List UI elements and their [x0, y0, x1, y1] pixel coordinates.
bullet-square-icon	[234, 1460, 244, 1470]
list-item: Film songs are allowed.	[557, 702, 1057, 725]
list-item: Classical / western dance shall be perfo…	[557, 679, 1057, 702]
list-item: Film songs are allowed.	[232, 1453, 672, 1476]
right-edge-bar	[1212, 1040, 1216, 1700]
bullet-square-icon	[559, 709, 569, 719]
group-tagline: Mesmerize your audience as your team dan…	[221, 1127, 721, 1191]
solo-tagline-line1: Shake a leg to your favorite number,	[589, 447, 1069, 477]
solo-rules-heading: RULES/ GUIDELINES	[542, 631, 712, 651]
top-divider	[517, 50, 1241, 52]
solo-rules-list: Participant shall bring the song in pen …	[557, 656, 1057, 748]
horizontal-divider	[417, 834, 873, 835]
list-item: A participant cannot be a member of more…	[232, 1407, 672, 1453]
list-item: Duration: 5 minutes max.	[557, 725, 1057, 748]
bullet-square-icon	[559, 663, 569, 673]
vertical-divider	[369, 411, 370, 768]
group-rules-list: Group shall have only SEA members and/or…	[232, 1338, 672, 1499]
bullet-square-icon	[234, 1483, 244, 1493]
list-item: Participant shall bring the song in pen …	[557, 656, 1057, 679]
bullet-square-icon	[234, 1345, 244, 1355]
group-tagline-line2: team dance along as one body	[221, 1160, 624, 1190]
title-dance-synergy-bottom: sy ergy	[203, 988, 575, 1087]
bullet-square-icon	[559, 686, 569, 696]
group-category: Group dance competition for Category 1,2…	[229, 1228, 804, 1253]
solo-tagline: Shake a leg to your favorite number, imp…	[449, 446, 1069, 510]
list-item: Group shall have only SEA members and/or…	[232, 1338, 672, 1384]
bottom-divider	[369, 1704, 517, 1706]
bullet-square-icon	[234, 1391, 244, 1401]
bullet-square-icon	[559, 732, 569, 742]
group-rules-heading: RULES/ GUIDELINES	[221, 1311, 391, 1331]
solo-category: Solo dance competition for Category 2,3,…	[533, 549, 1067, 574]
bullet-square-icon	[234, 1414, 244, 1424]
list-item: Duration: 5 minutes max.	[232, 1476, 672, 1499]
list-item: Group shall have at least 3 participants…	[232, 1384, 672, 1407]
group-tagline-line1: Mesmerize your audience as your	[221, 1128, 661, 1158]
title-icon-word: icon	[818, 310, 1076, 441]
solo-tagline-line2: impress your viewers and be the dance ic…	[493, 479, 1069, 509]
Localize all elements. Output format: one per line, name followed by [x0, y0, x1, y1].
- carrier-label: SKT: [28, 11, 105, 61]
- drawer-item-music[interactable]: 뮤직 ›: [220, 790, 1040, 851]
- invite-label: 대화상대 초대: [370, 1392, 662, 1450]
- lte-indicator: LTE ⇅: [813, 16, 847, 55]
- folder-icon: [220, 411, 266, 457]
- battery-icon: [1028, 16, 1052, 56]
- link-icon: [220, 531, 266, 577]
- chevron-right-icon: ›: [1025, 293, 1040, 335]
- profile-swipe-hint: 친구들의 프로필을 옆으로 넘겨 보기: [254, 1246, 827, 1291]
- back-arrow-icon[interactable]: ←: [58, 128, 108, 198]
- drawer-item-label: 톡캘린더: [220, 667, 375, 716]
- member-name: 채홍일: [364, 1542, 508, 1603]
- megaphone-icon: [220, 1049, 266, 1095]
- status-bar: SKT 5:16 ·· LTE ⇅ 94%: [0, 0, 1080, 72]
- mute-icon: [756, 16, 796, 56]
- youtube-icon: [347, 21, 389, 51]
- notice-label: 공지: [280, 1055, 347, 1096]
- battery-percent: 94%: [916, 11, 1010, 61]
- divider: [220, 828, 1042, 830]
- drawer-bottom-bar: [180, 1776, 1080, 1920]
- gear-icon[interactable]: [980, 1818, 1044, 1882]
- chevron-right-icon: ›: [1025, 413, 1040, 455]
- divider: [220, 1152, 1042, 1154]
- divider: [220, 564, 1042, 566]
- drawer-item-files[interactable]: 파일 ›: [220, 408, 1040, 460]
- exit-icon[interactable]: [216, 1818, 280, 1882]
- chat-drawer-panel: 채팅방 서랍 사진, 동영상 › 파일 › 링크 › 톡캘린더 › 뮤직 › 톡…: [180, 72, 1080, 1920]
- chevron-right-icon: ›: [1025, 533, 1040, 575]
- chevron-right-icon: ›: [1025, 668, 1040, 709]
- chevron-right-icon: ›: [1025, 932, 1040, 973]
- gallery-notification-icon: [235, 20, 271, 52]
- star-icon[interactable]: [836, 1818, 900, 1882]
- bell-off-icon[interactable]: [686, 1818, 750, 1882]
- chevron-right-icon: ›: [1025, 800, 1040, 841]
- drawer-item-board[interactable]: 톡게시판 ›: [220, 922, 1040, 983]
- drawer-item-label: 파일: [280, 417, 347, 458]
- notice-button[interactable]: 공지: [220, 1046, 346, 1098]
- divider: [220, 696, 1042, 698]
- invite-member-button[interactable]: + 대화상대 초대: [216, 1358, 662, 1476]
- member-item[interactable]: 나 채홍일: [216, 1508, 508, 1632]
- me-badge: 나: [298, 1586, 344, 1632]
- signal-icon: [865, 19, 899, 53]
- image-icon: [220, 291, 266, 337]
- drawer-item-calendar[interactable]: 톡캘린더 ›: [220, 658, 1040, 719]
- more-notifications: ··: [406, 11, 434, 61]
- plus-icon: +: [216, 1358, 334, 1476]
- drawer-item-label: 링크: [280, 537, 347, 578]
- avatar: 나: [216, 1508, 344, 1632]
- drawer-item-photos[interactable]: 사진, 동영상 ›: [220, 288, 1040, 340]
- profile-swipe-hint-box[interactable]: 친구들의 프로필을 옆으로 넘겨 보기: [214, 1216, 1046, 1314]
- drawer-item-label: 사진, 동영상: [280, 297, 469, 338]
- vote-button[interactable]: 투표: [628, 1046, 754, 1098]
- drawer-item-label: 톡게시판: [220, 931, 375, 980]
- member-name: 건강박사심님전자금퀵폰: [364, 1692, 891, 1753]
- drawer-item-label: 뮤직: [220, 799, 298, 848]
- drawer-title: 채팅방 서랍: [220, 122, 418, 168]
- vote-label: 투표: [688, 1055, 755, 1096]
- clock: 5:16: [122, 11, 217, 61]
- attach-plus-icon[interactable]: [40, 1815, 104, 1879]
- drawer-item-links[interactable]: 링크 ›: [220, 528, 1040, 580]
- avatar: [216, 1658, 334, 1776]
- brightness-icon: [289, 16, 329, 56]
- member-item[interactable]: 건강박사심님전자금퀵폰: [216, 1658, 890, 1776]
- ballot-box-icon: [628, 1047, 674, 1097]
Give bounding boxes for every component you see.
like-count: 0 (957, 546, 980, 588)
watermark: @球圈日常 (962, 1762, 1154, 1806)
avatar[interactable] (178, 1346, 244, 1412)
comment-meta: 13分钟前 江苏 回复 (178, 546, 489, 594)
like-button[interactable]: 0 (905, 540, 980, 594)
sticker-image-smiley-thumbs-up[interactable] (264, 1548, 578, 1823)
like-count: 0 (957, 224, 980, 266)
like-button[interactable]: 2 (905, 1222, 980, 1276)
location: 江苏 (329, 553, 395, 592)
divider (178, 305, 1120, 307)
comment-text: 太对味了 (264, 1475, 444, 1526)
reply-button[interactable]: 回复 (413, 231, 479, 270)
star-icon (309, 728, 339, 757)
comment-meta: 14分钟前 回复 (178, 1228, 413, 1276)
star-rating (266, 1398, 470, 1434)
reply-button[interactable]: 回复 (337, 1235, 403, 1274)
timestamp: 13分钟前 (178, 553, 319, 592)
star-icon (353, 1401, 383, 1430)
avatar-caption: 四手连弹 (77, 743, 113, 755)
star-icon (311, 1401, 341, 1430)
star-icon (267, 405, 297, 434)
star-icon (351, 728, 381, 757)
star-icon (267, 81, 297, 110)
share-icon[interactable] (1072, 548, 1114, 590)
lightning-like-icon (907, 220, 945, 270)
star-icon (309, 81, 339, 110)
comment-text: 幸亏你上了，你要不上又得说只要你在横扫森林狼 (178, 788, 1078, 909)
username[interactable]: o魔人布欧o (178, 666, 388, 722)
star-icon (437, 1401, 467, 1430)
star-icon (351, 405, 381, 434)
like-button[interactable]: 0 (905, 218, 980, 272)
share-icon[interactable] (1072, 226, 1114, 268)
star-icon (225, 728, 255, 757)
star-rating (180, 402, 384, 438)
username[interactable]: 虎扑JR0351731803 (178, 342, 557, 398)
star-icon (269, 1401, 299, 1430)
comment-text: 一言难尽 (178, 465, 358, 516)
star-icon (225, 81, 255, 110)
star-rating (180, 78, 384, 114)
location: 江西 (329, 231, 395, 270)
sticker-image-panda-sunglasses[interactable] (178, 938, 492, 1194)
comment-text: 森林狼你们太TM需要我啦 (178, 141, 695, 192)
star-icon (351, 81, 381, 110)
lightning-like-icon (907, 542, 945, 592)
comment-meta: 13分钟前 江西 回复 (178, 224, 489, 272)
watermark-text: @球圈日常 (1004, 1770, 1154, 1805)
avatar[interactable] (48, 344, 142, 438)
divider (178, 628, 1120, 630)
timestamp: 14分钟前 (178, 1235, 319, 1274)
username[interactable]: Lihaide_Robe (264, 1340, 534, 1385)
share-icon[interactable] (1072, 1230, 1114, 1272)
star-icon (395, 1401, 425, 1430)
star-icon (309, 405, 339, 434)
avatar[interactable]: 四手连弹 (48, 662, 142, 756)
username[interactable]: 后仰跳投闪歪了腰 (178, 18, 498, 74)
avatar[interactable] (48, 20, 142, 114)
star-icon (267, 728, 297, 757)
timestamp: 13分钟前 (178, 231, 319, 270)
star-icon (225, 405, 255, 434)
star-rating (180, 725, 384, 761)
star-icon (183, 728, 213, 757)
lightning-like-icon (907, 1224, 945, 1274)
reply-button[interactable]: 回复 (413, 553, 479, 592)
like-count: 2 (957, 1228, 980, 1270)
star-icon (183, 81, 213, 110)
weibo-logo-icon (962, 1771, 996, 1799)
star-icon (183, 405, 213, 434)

____________

● **What the task requires**
Please format the lines from the first one up to and including the line containing "group-tagline: Mesmerize your" as a JSON list of strings, one string per line, with blank lines left out.

● **Answer to this exercise**
[
  "List UI elements and their [x0, y0, x1, y1] pixel coordinates.",
  "bullet-square-icon\t[234, 1460, 244, 1470]",
  "list-item: Film songs are allowed.\t[557, 702, 1057, 725]",
  "list-item: Classical / western dance shall be perfo…\t[557, 679, 1057, 702]",
  "list-item: Film songs are allowed.\t[232, 1453, 672, 1476]",
  "right-edge-bar\t[1212, 1040, 1216, 1700]",
  "bullet-square-icon\t[559, 709, 569, 719]",
  "group-tagline: Mesmerize your audience as your team dan…\t[221, 1127, 721, 1191]"
]